## STATED PROBLEM
Repeat exactly the lines beginning at the one that contains "Extract the structured" and running to the end of the material. Omit the pictures.
======== DATA EXCERPTS
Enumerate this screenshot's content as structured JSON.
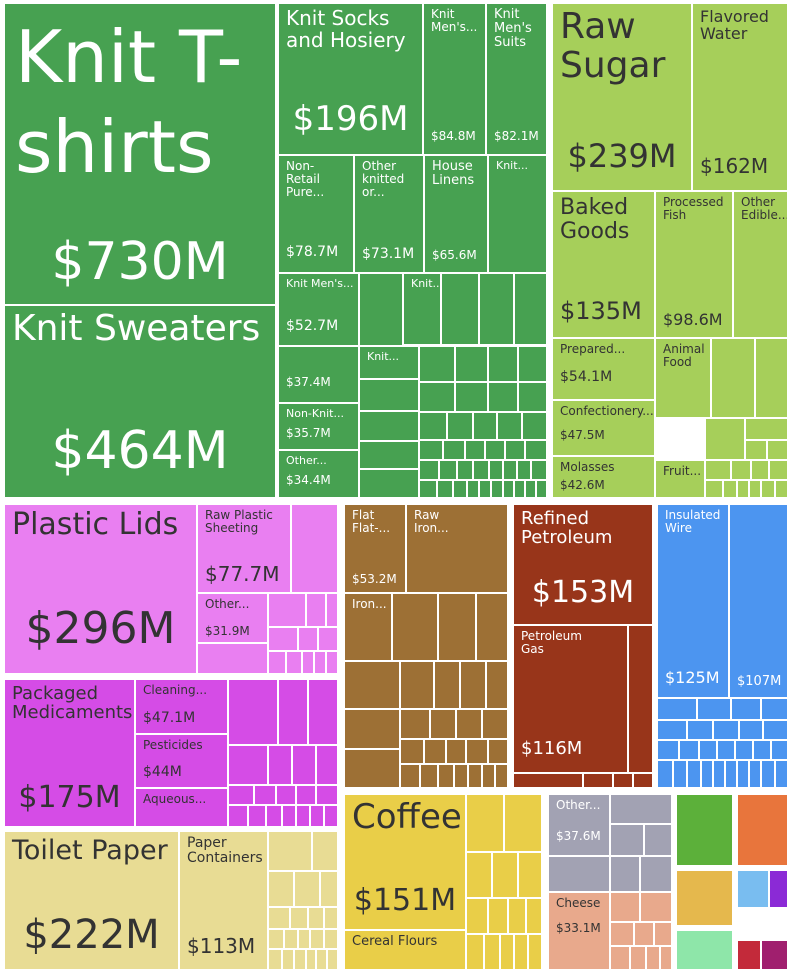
{
  "chart_data": {
    "type": "treemap",
    "colors": {
      "textiles": "#47a151",
      "foodstuffs": "#a6cf5a",
      "plastics": "#e97ff1",
      "chemicals": "#d54ce6",
      "paper": "#e8dc94",
      "metals": "#9d7035",
      "mineral": "#98351a",
      "machines": "#4c95f0",
      "vegetable": "#e9ce48",
      "animal": "#a2a2b3",
      "animal_hides": "#e8a98c",
      "misc_green": "#5cb03a",
      "misc_orange": "#e8753c",
      "misc_yellow": "#e5b84d",
      "misc_lightblue": "#79bdf0",
      "misc_purple": "#8b2ad6",
      "misc_mint": "#8ee6a9",
      "misc_red": "#c32a3a",
      "misc_magenta": "#a01f6e",
      "text_light": "#ffffff",
      "text_dark": "#333333"
    },
    "tiles": [
      {
        "id": "knit-tshirts",
        "label": "Knit T-\nshirts",
        "value": "$730M",
        "value_musd": 730,
        "group": "textiles"
      },
      {
        "id": "knit-sweaters",
        "label": "Knit Sweaters",
        "value": "$464M",
        "value_musd": 464,
        "group": "textiles"
      },
      {
        "id": "knit-socks",
        "label": "Knit Socks\nand Hosiery",
        "value": "$196M",
        "value_musd": 196,
        "group": "textiles"
      },
      {
        "id": "knit-mens1",
        "label": "Knit\nMen's...",
        "value": "$84.8M",
        "value_musd": 84.8,
        "group": "textiles"
      },
      {
        "id": "knit-mens-suits",
        "label": "Knit\nMen's\nSuits",
        "value": "$82.1M",
        "value_musd": 82.1,
        "group": "textiles"
      },
      {
        "id": "non-retail",
        "label": "Non-\nRetail\nPure...",
        "value": "$78.7M",
        "value_musd": 78.7,
        "group": "textiles"
      },
      {
        "id": "other-knitted",
        "label": "Other\nknitted\nor...",
        "value": "$73.1M",
        "value_musd": 73.1,
        "group": "textiles"
      },
      {
        "id": "house-linens",
        "label": "House\nLinens",
        "value": "$65.6M",
        "value_musd": 65.6,
        "group": "textiles"
      },
      {
        "id": "knit-small1",
        "label": "Knit...",
        "value": "",
        "group": "textiles"
      },
      {
        "id": "knit-mens2",
        "label": "Knit Men's...",
        "value": "$52.7M",
        "value_musd": 52.7,
        "group": "textiles"
      },
      {
        "id": "knit-small2",
        "label": "Knit...",
        "value": "",
        "group": "textiles"
      },
      {
        "id": "textile-374",
        "label": "",
        "value": "$37.4M",
        "value_musd": 37.4,
        "group": "textiles"
      },
      {
        "id": "knit-small3",
        "label": "Knit...",
        "value": "",
        "group": "textiles"
      },
      {
        "id": "non-knit",
        "label": "Non-Knit...",
        "value": "$35.7M",
        "value_musd": 35.7,
        "group": "textiles"
      },
      {
        "id": "other-textile",
        "label": "Other...",
        "value": "$34.4M",
        "value_musd": 34.4,
        "group": "textiles"
      },
      {
        "id": "raw-sugar",
        "label": "Raw\nSugar",
        "value": "$239M",
        "value_musd": 239,
        "group": "foodstuffs"
      },
      {
        "id": "flavored-water",
        "label": "Flavored\nWater",
        "value": "$162M",
        "value_musd": 162,
        "group": "foodstuffs"
      },
      {
        "id": "baked-goods",
        "label": "Baked\nGoods",
        "value": "$135M",
        "value_musd": 135,
        "group": "foodstuffs"
      },
      {
        "id": "processed-fish",
        "label": "Processed\nFish",
        "value": "$98.6M",
        "value_musd": 98.6,
        "group": "foodstuffs"
      },
      {
        "id": "other-edible",
        "label": "Other\nEdible...",
        "value": "",
        "group": "foodstuffs"
      },
      {
        "id": "prepared",
        "label": "Prepared...",
        "value": "$54.1M",
        "value_musd": 54.1,
        "group": "foodstuffs"
      },
      {
        "id": "animal-food",
        "label": "Animal\nFood",
        "value": "",
        "group": "foodstuffs"
      },
      {
        "id": "confectionery",
        "label": "Confectionery...",
        "value": "$47.5M",
        "value_musd": 47.5,
        "group": "foodstuffs"
      },
      {
        "id": "molasses",
        "label": "Molasses",
        "value": "$42.6M",
        "value_musd": 42.6,
        "group": "foodstuffs"
      },
      {
        "id": "fruit",
        "label": "Fruit...",
        "value": "",
        "group": "foodstuffs"
      },
      {
        "id": "plastic-lids",
        "label": "Plastic Lids",
        "value": "$296M",
        "value_musd": 296,
        "group": "plastics"
      },
      {
        "id": "raw-plastic-sheeting",
        "label": "Raw Plastic\nSheeting",
        "value": "$77.7M",
        "value_musd": 77.7,
        "group": "plastics"
      },
      {
        "id": "other-plastic",
        "label": "Other...",
        "value": "$31.9M",
        "value_musd": 31.9,
        "group": "plastics"
      },
      {
        "id": "packaged-medicaments",
        "label": "Packaged\nMedicaments",
        "value": "$175M",
        "value_musd": 175,
        "group": "chemicals"
      },
      {
        "id": "cleaning",
        "label": "Cleaning...",
        "value": "$47.1M",
        "value_musd": 47.1,
        "group": "chemicals"
      },
      {
        "id": "pesticides",
        "label": "Pesticides",
        "value": "$44M",
        "value_musd": 44,
        "group": "chemicals"
      },
      {
        "id": "aqueous",
        "label": "Aqueous...",
        "value": "",
        "group": "chemicals"
      },
      {
        "id": "toilet-paper",
        "label": "Toilet Paper",
        "value": "$222M",
        "value_musd": 222,
        "group": "paper"
      },
      {
        "id": "paper-containers",
        "label": "Paper\nContainers",
        "value": "$113M",
        "value_musd": 113,
        "group": "paper"
      },
      {
        "id": "flat-flat",
        "label": "Flat\nFlat-...",
        "value": "$53.2M",
        "value_musd": 53.2,
        "group": "metals"
      },
      {
        "id": "raw-iron",
        "label": "Raw\nIron...",
        "value": "",
        "group": "metals"
      },
      {
        "id": "iron",
        "label": "Iron...",
        "value": "",
        "group": "metals"
      },
      {
        "id": "refined-petroleum",
        "label": "Refined\nPetroleum",
        "value": "$153M",
        "value_musd": 153,
        "group": "mineral"
      },
      {
        "id": "petroleum-gas",
        "label": "Petroleum\nGas",
        "value": "$116M",
        "value_musd": 116,
        "group": "mineral"
      },
      {
        "id": "insulated-wire",
        "label": "Insulated\nWire",
        "value": "$125M",
        "value_musd": 125,
        "group": "machines"
      },
      {
        "id": "machines-107",
        "label": "",
        "value": "$107M",
        "value_musd": 107,
        "group": "machines"
      },
      {
        "id": "coffee",
        "label": "Coffee",
        "value": "$151M",
        "value_musd": 151,
        "group": "vegetable"
      },
      {
        "id": "cereal-flours",
        "label": "Cereal Flours",
        "value": "",
        "group": "vegetable"
      },
      {
        "id": "other-animal",
        "label": "Other...",
        "value": "$37.6M",
        "value_musd": 37.6,
        "group": "animal"
      },
      {
        "id": "cheese",
        "label": "Cheese",
        "value": "$33.1M",
        "value_musd": 33.1,
        "group": "animal_hides"
      }
    ]
  }
}
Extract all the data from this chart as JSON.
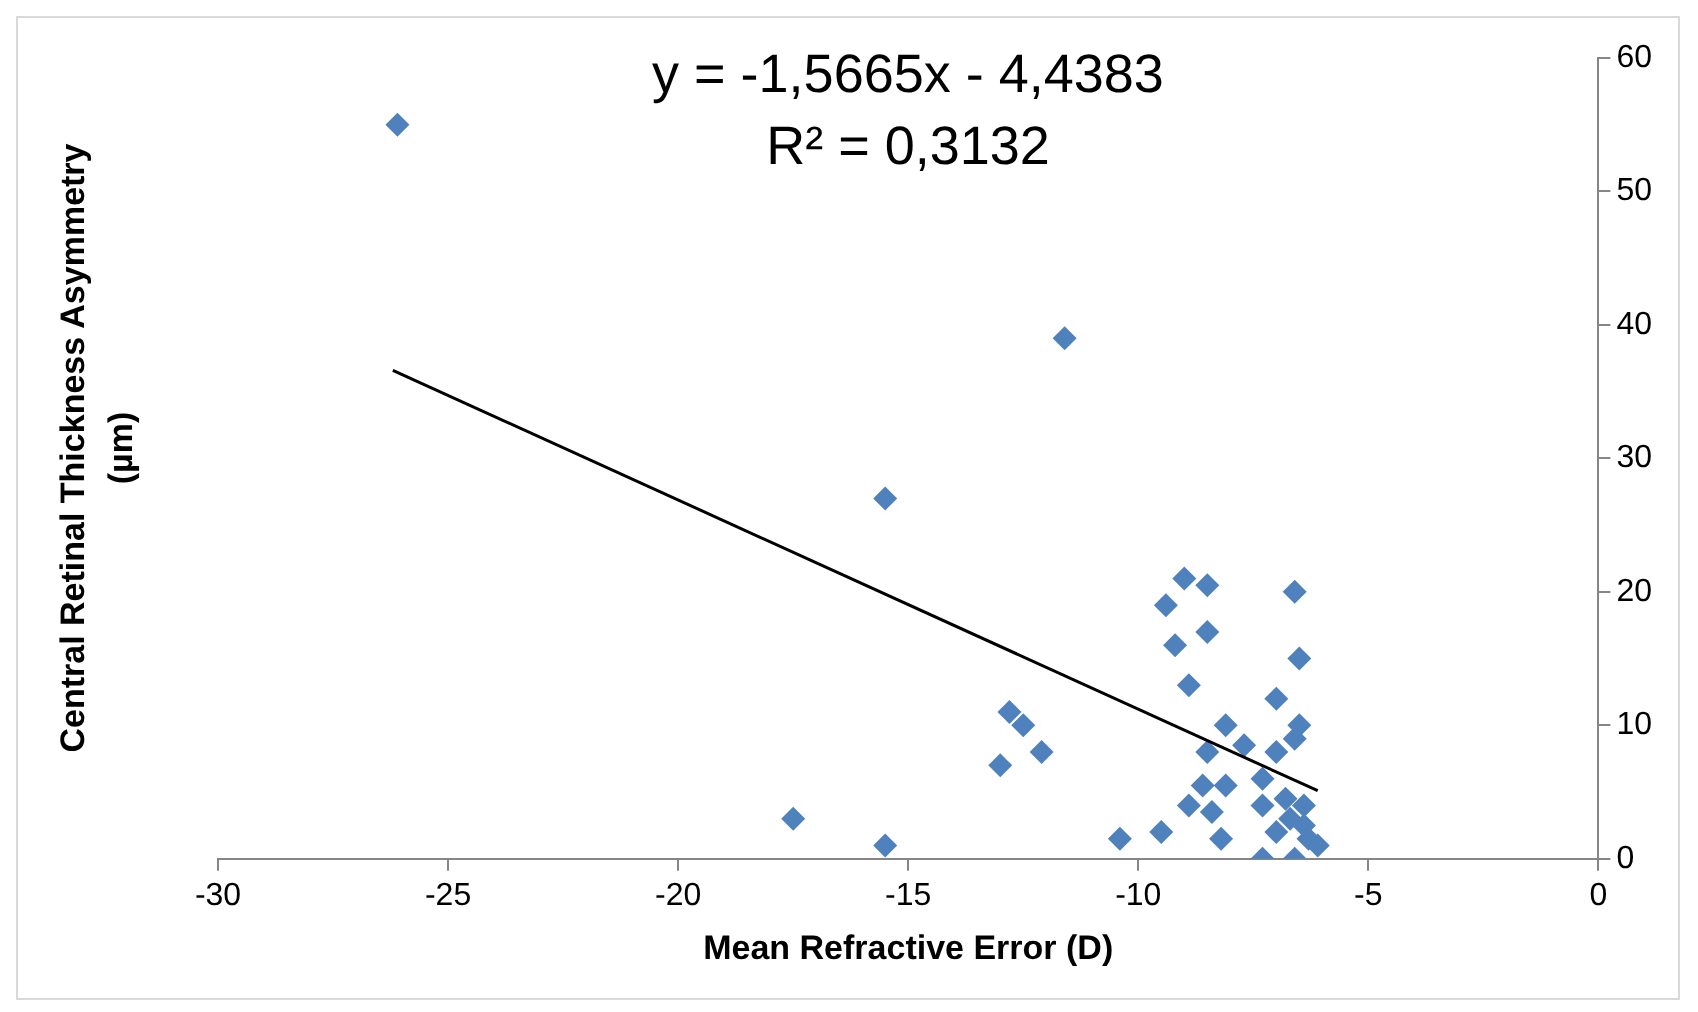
{
  "chart_data": {
    "type": "scatter",
    "xlabel": "Mean Refractive Error (D)",
    "ylabel": "Central Retinal Thickness Asymmetry (µm)",
    "annotations": [
      "y = -1,5665x - 4,4383",
      "R² = 0,3132"
    ],
    "xlim": [
      -30,
      0
    ],
    "xticks": [
      -30,
      -25,
      -20,
      -15,
      -10,
      -5,
      0
    ],
    "ylim": [
      0,
      60
    ],
    "yticks": [
      0,
      10,
      20,
      30,
      40,
      50,
      60
    ],
    "grid": false,
    "legend": false,
    "marker": "diamond",
    "series": [
      {
        "color": "#4f81bd",
        "x": [
          -26.1,
          -11.6,
          -15.5,
          -17.5,
          -15.5,
          -13.0,
          -12.8,
          -12.5,
          -12.1,
          -10.4,
          -9.5,
          -9.0,
          -8.5,
          -9.4,
          -9.2,
          -8.5,
          -8.9,
          -6.6,
          -6.5,
          -7.0,
          -6.5,
          -8.1,
          -7.7,
          -8.5,
          -8.9,
          -8.6,
          -8.1,
          -8.4,
          -8.2,
          -7.0,
          -6.6,
          -7.3,
          -7.3,
          -6.8,
          -6.4,
          -7.3,
          -6.6,
          -7.0,
          -6.4,
          -6.1,
          -6.3,
          -6.7
        ],
        "values": [
          55,
          39,
          27,
          3,
          1,
          7,
          11,
          10,
          8,
          1.5,
          2,
          21,
          20.5,
          19,
          16,
          17,
          13,
          20,
          15,
          12,
          10,
          10,
          8.5,
          8,
          4,
          5.5,
          5.5,
          3.5,
          1.5,
          8,
          9,
          6,
          4,
          4.5,
          4,
          0,
          0,
          2,
          2.5,
          1,
          1.5,
          3
        ]
      },
      {
        "type": "line",
        "color": "#000000",
        "marker": "none",
        "x": [
          -26.2,
          -6.1
        ],
        "values": [
          36.6,
          5.1
        ]
      }
    ]
  }
}
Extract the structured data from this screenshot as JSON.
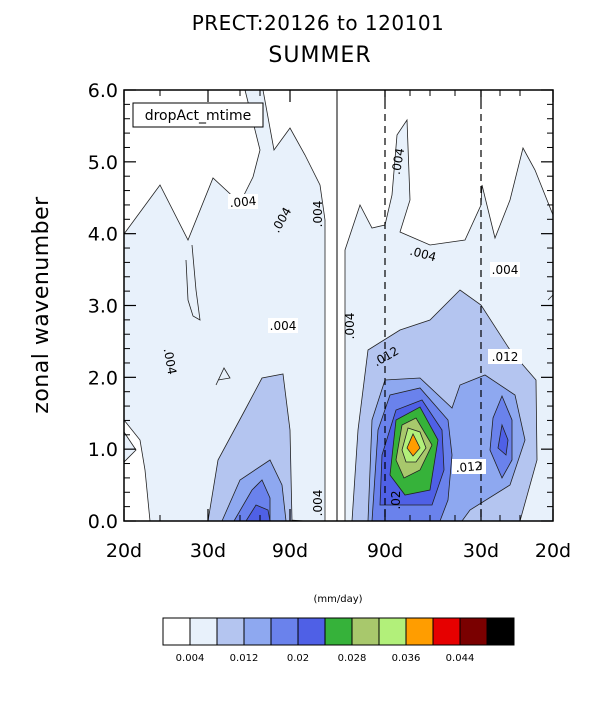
{
  "chart_data": {
    "type": "contour",
    "title": "PRECT:20126 to 120101",
    "subtitle": "SUMMER",
    "ylabel": "zonal wavenumber",
    "ylim": [
      0,
      6
    ],
    "y_ticks": [
      "0.0",
      "1.0",
      "2.0",
      "3.0",
      "4.0",
      "5.0",
      "6.0"
    ],
    "x_tick_labels": [
      "20d",
      "30d",
      "90d",
      "90d",
      "30d",
      "20d"
    ],
    "inset_label": "dropAct_mtime",
    "contour_labels": [
      ".004",
      ".004",
      ".004",
      ".004",
      ".004",
      ".004",
      ".004",
      ".004",
      ".004",
      ".004",
      ".012",
      ".012",
      ".012",
      ".02"
    ],
    "colorbar": {
      "unit_label": "(mm/day)",
      "colors": [
        "#ffffff",
        "#e8f1fb",
        "#b4c5f0",
        "#8ea8f0",
        "#6a82ec",
        "#4f60e6",
        "#36b23a",
        "#a8c86c",
        "#b2f07a",
        "#ff9d00",
        "#e60000",
        "#7a0000",
        "#000000"
      ],
      "tick_labels": [
        "0.004",
        "0.012",
        "0.02",
        "0.028",
        "0.036",
        "0.044"
      ]
    },
    "grid": false,
    "legend": "bottom"
  }
}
================
## EXERCISE RESULT
Extract the structured data from this screenshot as JSON.
{
  "chart_data": {
    "type": "contour",
    "title": "PRECT:20126 to 120101",
    "subtitle": "SUMMER",
    "ylabel": "zonal wavenumber",
    "ylim": [
      0,
      6
    ],
    "y_ticks": [
      "0.0",
      "1.0",
      "2.0",
      "3.0",
      "4.0",
      "5.0",
      "6.0"
    ],
    "x_tick_labels": [
      "20d",
      "30d",
      "90d",
      "90d",
      "30d",
      "20d"
    ],
    "inset_label": "dropAct_mtime",
    "contour_labels": [
      ".004",
      ".004",
      ".004",
      ".004",
      ".004",
      ".004",
      ".004",
      ".004",
      ".004",
      ".004",
      ".012",
      ".012",
      ".012",
      ".02"
    ],
    "colorbar": {
      "unit_label": "(mm/day)",
      "colors": [
        "#ffffff",
        "#e8f1fb",
        "#b4c5f0",
        "#8ea8f0",
        "#6a82ec",
        "#4f60e6",
        "#36b23a",
        "#a8c86c",
        "#b2f07a",
        "#ff9d00",
        "#e60000",
        "#7a0000",
        "#000000"
      ],
      "tick_labels": [
        "0.004",
        "0.012",
        "0.02",
        "0.028",
        "0.036",
        "0.044"
      ]
    },
    "grid": false,
    "legend": "bottom"
  }
}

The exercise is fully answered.